Dataset rows about figures

....................

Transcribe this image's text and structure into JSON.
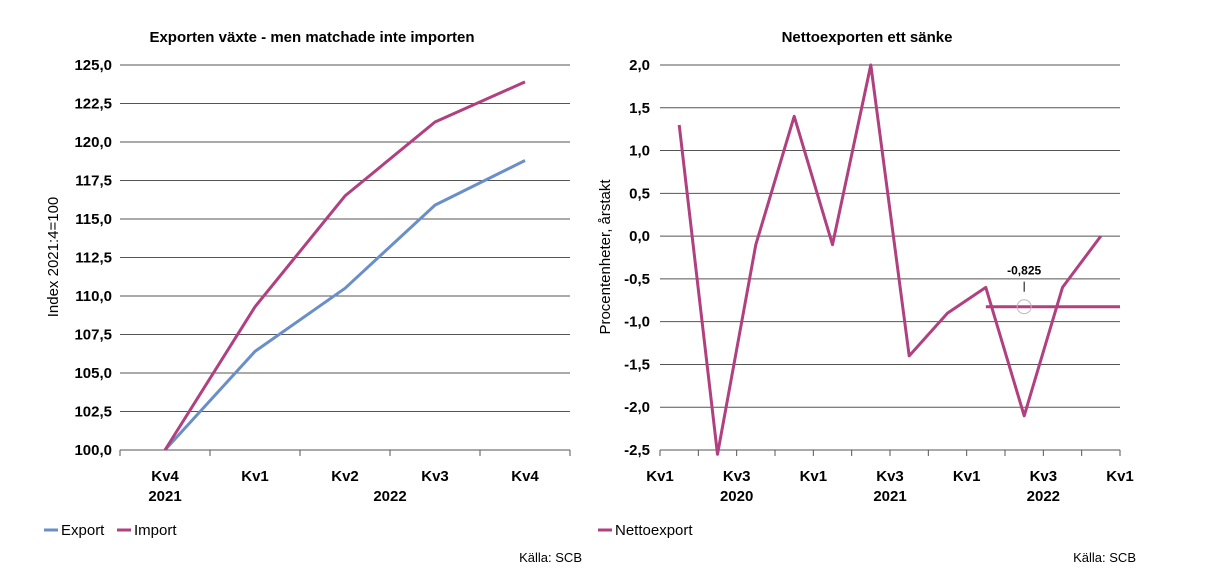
{
  "colors": {
    "export": "#6a8fc8",
    "import": "#b0407f",
    "nettoexport": "#b0407f",
    "grid": "#555555"
  },
  "chart_data": [
    {
      "type": "line",
      "title": "Exporten växte - men matchade inte importen",
      "ylabel": "Index 2021:4=100",
      "ylim": [
        100,
        125
      ],
      "yticks": [
        "100,0",
        "102,5",
        "105,0",
        "107,5",
        "110,0",
        "112,5",
        "115,0",
        "117,5",
        "120,0",
        "122,5",
        "125,0"
      ],
      "categories": [
        "Kv4",
        "Kv1",
        "Kv2",
        "Kv3",
        "Kv4"
      ],
      "year_labels": [
        "2021",
        "2022"
      ],
      "series": [
        {
          "name": "Export",
          "values": [
            100.0,
            106.4,
            110.5,
            115.9,
            118.8
          ]
        },
        {
          "name": "Import",
          "values": [
            100.0,
            109.3,
            116.5,
            121.3,
            123.9
          ]
        }
      ],
      "grid": true,
      "legend": "bottom-left",
      "source": "Källa: SCB"
    },
    {
      "type": "line",
      "title": "Nettoexporten ett sänke",
      "ylabel": "Procentenheter, årstakt",
      "ylim": [
        -2.5,
        2.0
      ],
      "yticks": [
        "-2,5",
        "-2,0",
        "-1,5",
        "-1,0",
        "-0,5",
        "0,0",
        "0,5",
        "1,0",
        "1,5",
        "2,0"
      ],
      "x_tick_labels": [
        "Kv1",
        "Kv3",
        "Kv1",
        "Kv3",
        "Kv1",
        "Kv3",
        "Kv1"
      ],
      "year_labels": [
        "2020",
        "2021",
        "2022"
      ],
      "series": [
        {
          "name": "Nettoexport",
          "values": [
            1.3,
            -2.55,
            -0.1,
            1.4,
            -0.1,
            2.0,
            -1.4,
            -0.9,
            -0.6,
            -2.1,
            -0.6,
            0.0
          ]
        }
      ],
      "average_line": {
        "value": -0.825,
        "label": "-0,825"
      },
      "grid": true,
      "legend": "bottom-left",
      "source": "Källa: SCB"
    }
  ]
}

....................

▶ Exercise
Without the pictures, print the records in full, exactly as they appear.

▶ Answer to the exercise
Transcribe this image's text and structure into JSON.
{
  "colors": {
    "export": "#6a8fc8",
    "import": "#b0407f",
    "nettoexport": "#b0407f",
    "grid": "#555555"
  },
  "chart_data": [
    {
      "type": "line",
      "title": "Exporten växte - men matchade inte importen",
      "ylabel": "Index 2021:4=100",
      "ylim": [
        100,
        125
      ],
      "yticks": [
        "100,0",
        "102,5",
        "105,0",
        "107,5",
        "110,0",
        "112,5",
        "115,0",
        "117,5",
        "120,0",
        "122,5",
        "125,0"
      ],
      "categories": [
        "Kv4",
        "Kv1",
        "Kv2",
        "Kv3",
        "Kv4"
      ],
      "year_labels": [
        "2021",
        "2022"
      ],
      "series": [
        {
          "name": "Export",
          "values": [
            100.0,
            106.4,
            110.5,
            115.9,
            118.8
          ]
        },
        {
          "name": "Import",
          "values": [
            100.0,
            109.3,
            116.5,
            121.3,
            123.9
          ]
        }
      ],
      "grid": true,
      "legend": "bottom-left",
      "source": "Källa: SCB"
    },
    {
      "type": "line",
      "title": "Nettoexporten ett sänke",
      "ylabel": "Procentenheter, årstakt",
      "ylim": [
        -2.5,
        2.0
      ],
      "yticks": [
        "-2,5",
        "-2,0",
        "-1,5",
        "-1,0",
        "-0,5",
        "0,0",
        "0,5",
        "1,0",
        "1,5",
        "2,0"
      ],
      "x_tick_labels": [
        "Kv1",
        "Kv3",
        "Kv1",
        "Kv3",
        "Kv1",
        "Kv3",
        "Kv1"
      ],
      "year_labels": [
        "2020",
        "2021",
        "2022"
      ],
      "series": [
        {
          "name": "Nettoexport",
          "values": [
            1.3,
            -2.55,
            -0.1,
            1.4,
            -0.1,
            2.0,
            -1.4,
            -0.9,
            -0.6,
            -2.1,
            -0.6,
            0.0
          ]
        }
      ],
      "average_line": {
        "value": -0.825,
        "label": "-0,825"
      },
      "grid": true,
      "legend": "bottom-left",
      "source": "Källa: SCB"
    }
  ]
}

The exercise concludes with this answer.